WORK TO BE COMPLETED
Retype the data below, from the line containing "symbol-name: 美元加元 (92, 4, 138, 18)" through the line containing "x-tick-label: 2024/02 (773, 610, 823, 623)", keeping every character as it appears.

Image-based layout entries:

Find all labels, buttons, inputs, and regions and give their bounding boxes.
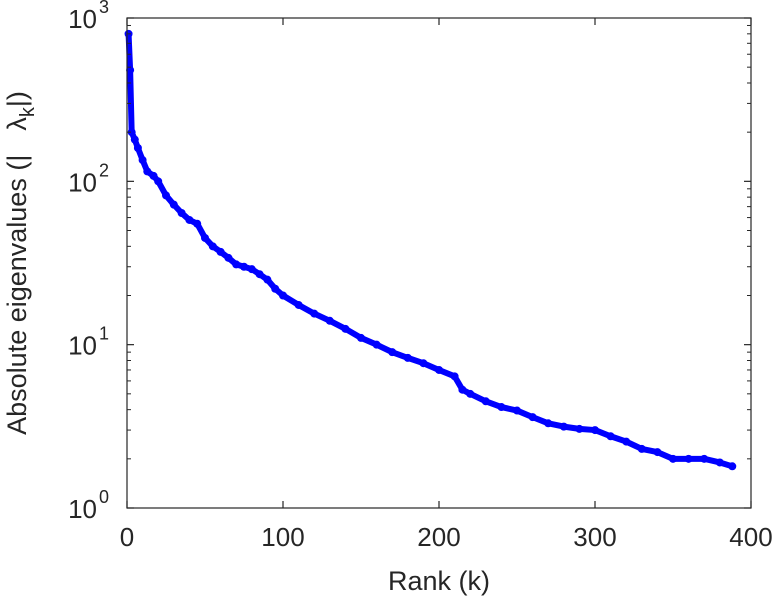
data-point <box>208 242 217 251</box>
data-point <box>162 191 170 200</box>
data-point <box>715 458 724 467</box>
data-point <box>138 156 147 165</box>
data-point <box>130 135 139 144</box>
data-point <box>466 389 475 398</box>
data-point <box>149 171 158 180</box>
data-point <box>481 397 490 406</box>
plot-area <box>124 29 737 471</box>
y-tick-exponent: 0 <box>99 487 109 507</box>
data-point <box>450 372 459 381</box>
x-tick-label: 400 <box>729 522 772 552</box>
data-point <box>294 300 303 309</box>
data-point <box>271 284 280 293</box>
data-point <box>247 265 256 274</box>
y-tick-label: 10 <box>68 167 97 197</box>
data-point <box>177 208 186 217</box>
y-tick-exponent: 3 <box>99 0 109 17</box>
y-tick-label: 10 <box>68 4 97 34</box>
data-point <box>528 413 537 422</box>
data-point <box>388 348 397 357</box>
data-point <box>653 448 662 457</box>
data-point <box>513 406 521 415</box>
data-point <box>357 333 365 342</box>
data-point <box>127 128 136 137</box>
data-point <box>403 353 412 362</box>
data-point <box>310 309 319 318</box>
y-axis-label: Absolute eigenvalues (| λk|) <box>2 91 39 435</box>
data-point <box>435 365 443 374</box>
y-axis-label-subscript: k <box>17 106 39 117</box>
data-point <box>263 275 272 284</box>
data-point <box>216 247 225 256</box>
y-tick-label: 10 <box>68 331 97 361</box>
data-point <box>143 167 152 176</box>
data-point <box>169 200 178 209</box>
x-axis-label: Rank (k) <box>388 566 490 596</box>
x-tick-label: 200 <box>417 522 460 552</box>
data-point <box>133 143 142 152</box>
data-point <box>193 219 202 228</box>
data-point <box>544 419 553 428</box>
x-tick-label: 100 <box>261 522 304 552</box>
data-point <box>622 437 631 446</box>
data-point <box>201 233 209 242</box>
data-point <box>497 403 506 412</box>
data-point <box>126 66 135 75</box>
y-tick-exponent: 1 <box>99 324 109 344</box>
y-axis-label-close: |) <box>2 91 32 107</box>
data-point <box>575 424 584 433</box>
data-point <box>224 253 233 262</box>
data-point <box>419 359 428 368</box>
data-point <box>325 316 334 325</box>
y-tick-exponent: 2 <box>99 160 109 180</box>
x-tick-label: 300 <box>573 522 616 552</box>
data-point <box>240 262 248 271</box>
data-point <box>700 454 709 463</box>
y-axis-label-text: Absolute eigenvalues (| <box>2 155 32 435</box>
data-point <box>232 260 241 269</box>
data-point <box>341 324 350 333</box>
data-point <box>154 177 163 186</box>
data-point <box>185 215 194 224</box>
data-point <box>279 291 287 300</box>
data-point <box>669 454 677 463</box>
y-axis-label-lambda: λ <box>2 117 32 131</box>
data-point <box>458 385 467 394</box>
data-point <box>606 432 615 441</box>
data-point <box>591 426 599 435</box>
data-point <box>255 270 264 279</box>
data-point <box>637 444 646 453</box>
x-tick-label: 0 <box>120 522 134 552</box>
axes-box <box>126 17 752 509</box>
data-point <box>372 340 381 349</box>
y-tick-label: 10 <box>68 494 97 524</box>
data-point <box>559 422 568 431</box>
data-point <box>684 454 693 463</box>
data-point <box>728 462 737 471</box>
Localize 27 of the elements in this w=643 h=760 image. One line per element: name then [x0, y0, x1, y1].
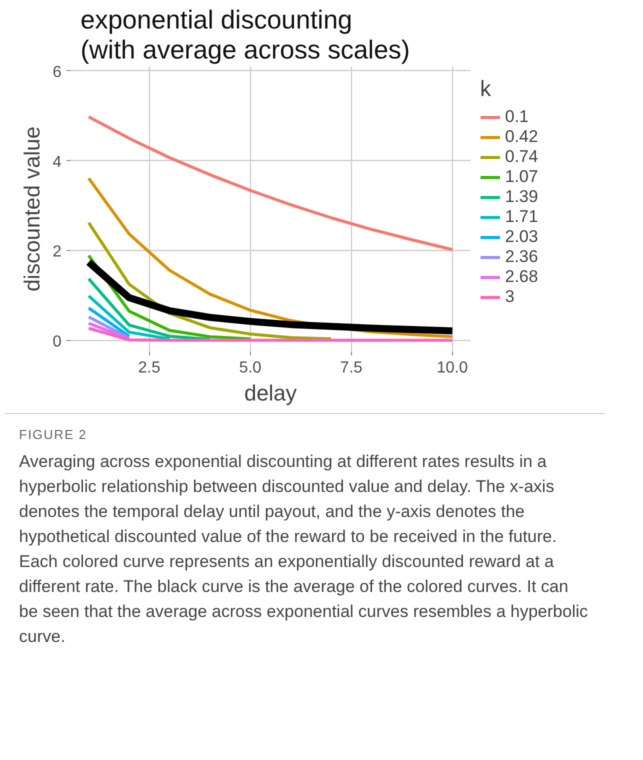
x-tick-label: 2.5 [138, 360, 161, 376]
line-series [87, 277, 212, 341]
caption: FIGURE 2 [19, 426, 88, 444]
chart-title: exponential discounting (with average across scales) [80, 4, 410, 64]
legend-label: 3 [505, 287, 516, 307]
x-tick-label: 7.5 [340, 360, 363, 376]
y-tick-label: 6 [52, 64, 62, 81]
y-tick-label: 0 [52, 333, 62, 350]
line-series [87, 221, 333, 340]
x-tick-label: 10.0 [436, 360, 468, 376]
legend-label: 1.07 [505, 167, 538, 187]
text: Averaging across exponential discounting at different rates results in a hyperbolic relationship between discounted value and delay. The x-axis denotes the temporal delay until payout, and the y-axis denotes the hypothetical discounted value of the reward to be received in the future. Each colored curve represents an exponentially discounted reward at a different rate. The black curve is the average of the colored curves. It can be seen that the average across exponential curves resembles a hyperbolic curve. [19, 450, 589, 648]
x-tick-label: 5.0 [239, 360, 262, 376]
legend-label: 2.68 [505, 267, 538, 287]
y-tick-label: 4 [52, 154, 62, 171]
y-tick-label: 2 [52, 244, 62, 261]
line-series [87, 115, 454, 252]
legend-label: 2.36 [505, 247, 538, 267]
legend-title: k [480, 76, 492, 102]
legend-label: 0.1 [505, 107, 529, 127]
legend-label: 1.39 [505, 187, 538, 207]
y-axis-title: discounted value [20, 126, 45, 292]
legend-label: 2.03 [505, 227, 538, 247]
legend-label: 0.42 [505, 127, 538, 147]
legend-label: 0.74 [505, 147, 538, 167]
x-axis-title: delay [244, 380, 297, 406]
legend-label: 1.71 [505, 207, 538, 227]
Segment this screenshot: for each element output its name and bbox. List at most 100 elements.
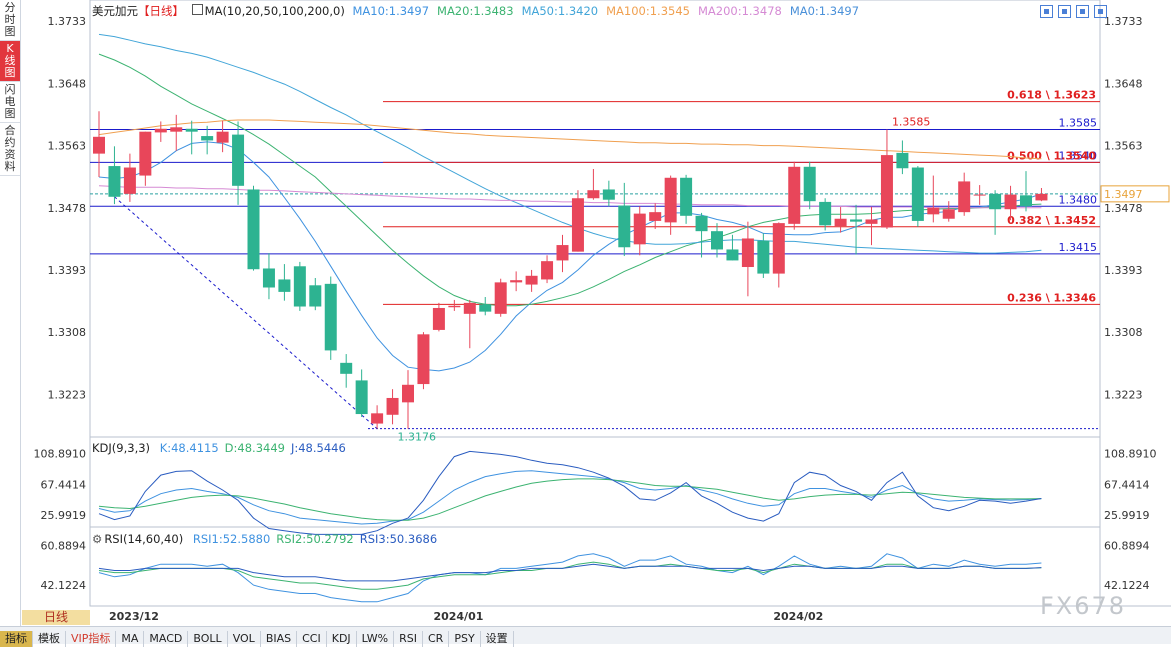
symbol-name: 美元加元 (92, 4, 138, 18)
chart-toolbar (1040, 3, 1112, 22)
current-price-box (1100, 185, 1170, 203)
y-tick-label-right: 1.3478 (1104, 202, 1143, 215)
y-tick-label-left: 1.3563 (48, 140, 87, 153)
x-tick-label: 2024/02 (773, 610, 823, 623)
candle-body (93, 136, 105, 154)
candle-body (741, 238, 754, 268)
indicator-line (98, 478, 1042, 521)
y-tick-label-left: 1.3733 (48, 15, 87, 28)
candle-body (525, 275, 538, 285)
indicator-tab[interactable]: 指标 (0, 631, 33, 647)
y-tick-label-left: 1.3393 (48, 264, 87, 277)
x-tick-label: 2024/01 (433, 610, 483, 623)
indicator-tab[interactable]: BOLL (188, 631, 228, 647)
side-tab-3[interactable]: 合约资料 (0, 123, 20, 176)
plot-frame (89, 0, 1101, 607)
gear-icon[interactable]: ⚙ (92, 532, 103, 546)
x-tick-label: 2023/12 (109, 610, 159, 623)
candle-body (479, 304, 492, 312)
level-label: 1.3585 (1059, 116, 1098, 129)
indicator-tab[interactable]: BIAS (261, 631, 298, 647)
indicator-tab[interactable]: RSI (394, 631, 423, 647)
zoom-in-icon[interactable] (1040, 5, 1053, 18)
y-tick-label-right: 1.3733 (1104, 15, 1143, 28)
candle-body (463, 302, 476, 314)
candle-body (1020, 195, 1032, 207)
rsi-legend: ⚙ RSI(14,60,40) RSI1:52.5880 RSI2:50.2792 R… (92, 532, 449, 546)
chart-type-icon[interactable] (191, 4, 203, 15)
candle-body (541, 261, 554, 280)
price-annotation: 1.3585 (892, 115, 931, 128)
trend-line (114, 196, 378, 430)
ma-params[interactable]: MA(10,20,50,100,200,0) (204, 4, 345, 18)
y-tick-label-right: 1.3393 (1104, 264, 1143, 277)
candle-body (1004, 194, 1017, 210)
indicator-tab[interactable]: 设置 (481, 631, 514, 647)
candle-body (139, 131, 152, 176)
indicator-legend-item: RSI3:50.3686 (359, 532, 438, 546)
price-annotation: 1.3176 (398, 431, 437, 444)
fib-label: 0.382 \ 1.3452 (1007, 214, 1096, 227)
y-tick-label-left: 1.3223 (48, 388, 87, 401)
indicator-tab[interactable]: LW% (357, 631, 395, 647)
candle-body (726, 249, 739, 261)
indicator-tab[interactable]: VOL (228, 631, 261, 647)
candle-body (201, 136, 214, 141)
candle-body (108, 166, 121, 197)
indicator-tab[interactable]: CR (423, 631, 450, 647)
side-tabs: 分时图 K线图 闪电图 合约资料 (0, 0, 21, 626)
candle-body (293, 266, 306, 307)
fit-icon[interactable] (1076, 5, 1089, 18)
y-tick-label-right: 1.3648 (1104, 77, 1143, 90)
candle-body (680, 177, 693, 216)
sub-y-tick-left: 60.8894 (41, 540, 87, 553)
candle-body (247, 189, 260, 270)
side-tab-2[interactable]: 闪电图 (0, 82, 20, 123)
candle-body (262, 268, 275, 288)
indicator-legend-item: K:48.4115 (159, 441, 219, 455)
side-tab-0[interactable]: 分时图 (0, 0, 20, 41)
current-price-label: 1.3497 (1104, 188, 1143, 201)
indicator-tab[interactable]: MA (116, 631, 145, 647)
indicator-tab[interactable]: CCI (297, 631, 327, 647)
zoom-out-icon[interactable] (1058, 5, 1071, 18)
candle-body (324, 283, 337, 351)
indicator-legend-item: J:48.5446 (290, 441, 346, 455)
candle-body (942, 209, 955, 219)
ma-legend-item: MA100:1.3545 (606, 4, 690, 18)
candle-body (587, 190, 600, 199)
indicator-tab[interactable]: MACD (144, 631, 189, 647)
y-tick-label-right: 1.3308 (1104, 326, 1143, 339)
indicator-tab[interactable]: 模板 (33, 631, 66, 647)
period-tag: 【日线】 (138, 4, 184, 18)
fullscreen-icon[interactable] (1094, 5, 1107, 18)
level-label: 1.3540 (1059, 149, 1098, 162)
candle-body (216, 131, 229, 143)
indicator-legend-item: D:48.3449 (224, 441, 285, 455)
indicator-tab[interactable]: PSY (449, 631, 481, 647)
sub-y-tick-left: 108.8910 (34, 448, 87, 461)
candle-body (510, 280, 523, 283)
kdj-title: KDJ(9,3,3) (92, 441, 151, 455)
sub-y-tick-left: 25.9919 (41, 509, 87, 522)
candle-body (232, 134, 245, 186)
watermark-logo: FX678 (1040, 592, 1127, 620)
sub-y-tick-right: 60.8894 (1104, 540, 1150, 553)
candle-body (448, 305, 461, 308)
candle-body (185, 128, 198, 132)
side-tab-1[interactable]: K线图 (0, 41, 20, 82)
candle-body (973, 194, 986, 196)
candle-body (386, 397, 399, 415)
candle-body (649, 212, 662, 221)
sub-y-tick-right: 42.1224 (1104, 579, 1150, 592)
indicator-tab[interactable]: VIP指标 (66, 631, 117, 647)
period-selector[interactable]: 日线 (22, 610, 90, 625)
candle-body (757, 240, 770, 274)
candle-body (432, 307, 445, 330)
candle-body (664, 177, 677, 223)
indicator-tab[interactable]: KDJ (327, 631, 357, 647)
candle-body (788, 166, 801, 224)
rsi-title: RSI(14,60,40) (104, 532, 184, 546)
level-label: 1.3415 (1059, 241, 1098, 254)
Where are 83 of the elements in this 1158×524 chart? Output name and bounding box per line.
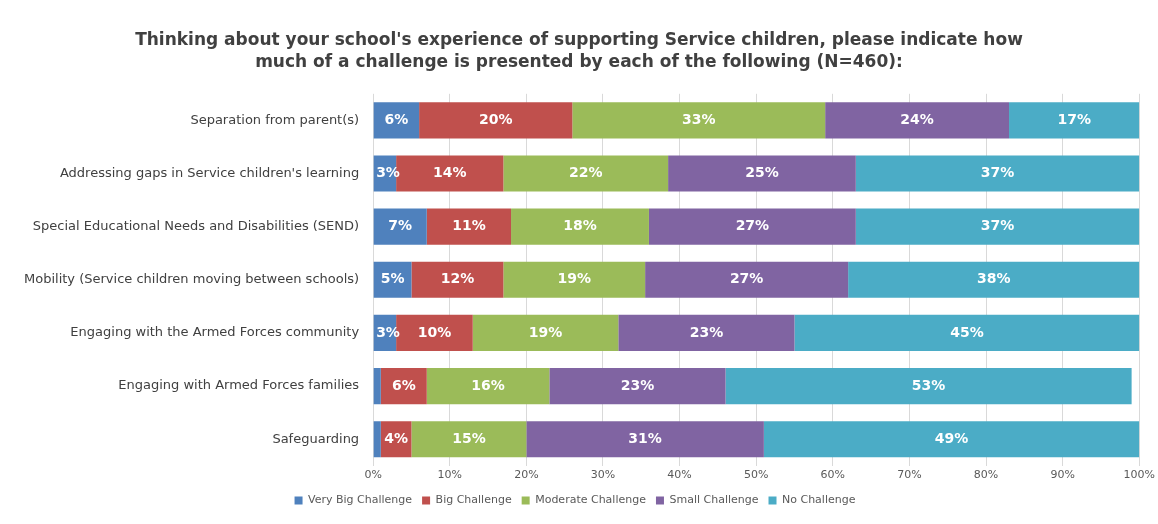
data-label: 37% [980,164,1015,181]
data-label: 12% [440,270,475,287]
bar [373,421,381,458]
bar [855,155,1140,192]
data-label: 4% [384,429,409,446]
bar [503,261,646,298]
chart-title: Thinking about your school's experience of supporting Service children, please indicate how much of a challenge is presented by each of the following (N=460): [134,28,1024,72]
bar [668,155,856,192]
x-tick-label: 10% [437,468,462,482]
bar [526,421,764,458]
bar [794,314,1140,352]
bar [511,208,649,245]
x-tick-label: 40% [667,468,692,482]
bar [373,208,427,245]
data-label: 19% [528,323,563,340]
bar [426,368,550,405]
legend-label: Very Big Challenge [308,493,413,507]
data-label: 17% [1057,111,1091,128]
bar [618,314,795,352]
y-tick-label: Safeguarding [272,430,360,446]
bar [725,368,1132,405]
bar [848,261,1140,298]
x-tick-label: 30% [590,468,616,482]
data-label: 18% [563,217,597,234]
x-tick-label: 60% [820,468,846,482]
bar [549,368,726,405]
data-label: 23% [689,323,724,340]
data-label: 20% [478,111,513,128]
data-label: 19% [557,270,592,287]
bar [645,261,849,298]
data-label: 23% [620,376,655,393]
data-label: 53% [911,376,946,393]
data-label: 25% [745,164,779,181]
y-tick-label: Engaging with the Armed Forces community [70,324,360,340]
bar [763,421,1140,458]
data-label: 14% [432,164,467,181]
data-label: 6% [384,111,409,128]
bar [426,208,512,245]
bar [373,368,381,405]
data-label: 31% [628,429,662,446]
bar [1009,102,1140,139]
legend-label: No Challenge [782,493,856,507]
bar [411,421,527,458]
y-tick-label: Mobility (Service children moving between schools) [24,271,360,287]
x-tick-label: 0% [364,468,382,482]
bar [648,208,856,245]
data-label: 15% [452,429,486,446]
bar [855,208,1140,245]
data-label: 7% [388,217,413,234]
x-tick-label: 50% [743,468,769,482]
data-label: 49% [934,429,969,446]
data-label: 37% [980,217,1015,234]
data-label: 27% [729,270,764,287]
y-tick-label: Separation from parent(s) [190,111,360,127]
x-tick-label: 20% [514,468,539,482]
bar [380,368,427,405]
legend-label: Big Challenge [435,493,512,507]
data-label: 33% [681,111,716,128]
data-label: 22% [568,164,603,181]
bar [572,102,826,139]
x-tick-label: 70% [897,468,922,482]
data-label: 10% [417,323,452,340]
y-tick-label: Addressing gaps in Service children's learning [59,164,360,180]
data-label: 38% [976,270,1011,287]
data-label: 6% [391,376,416,393]
bar [503,155,669,192]
data-label: 27% [735,217,770,234]
data-label: 24% [900,111,934,128]
y-tick-label: Engaging with Armed Forces families [118,377,360,393]
data-label: 11% [452,217,486,234]
x-tick-label: 80% [973,468,999,482]
x-tick-label: 100% [1123,468,1155,482]
x-tick-label: 90% [1050,468,1075,482]
legend-label: Small Challenge [669,493,759,507]
data-label: 5% [380,270,405,287]
data-label: 45% [950,323,984,340]
bar [825,102,1010,139]
y-tick-label: Special Educational Needs and Disabilities (SEND) [32,218,360,234]
legend-label: Moderate Challenge [535,493,647,507]
bar [411,261,504,298]
data-label: 16% [471,376,505,393]
bar [472,314,619,352]
bar [419,102,573,139]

THE SOLUTION
symbol-name: 美元加元 (92, 4, 138, 18)
chart-toolbar (1040, 3, 1112, 22)
current-price-box (1100, 185, 1170, 203)
y-tick-label-right: 1.3478 (1104, 202, 1143, 215)
y-tick-label-left: 1.3563 (48, 140, 87, 153)
x-tick-label: 2024/02 (773, 610, 823, 623)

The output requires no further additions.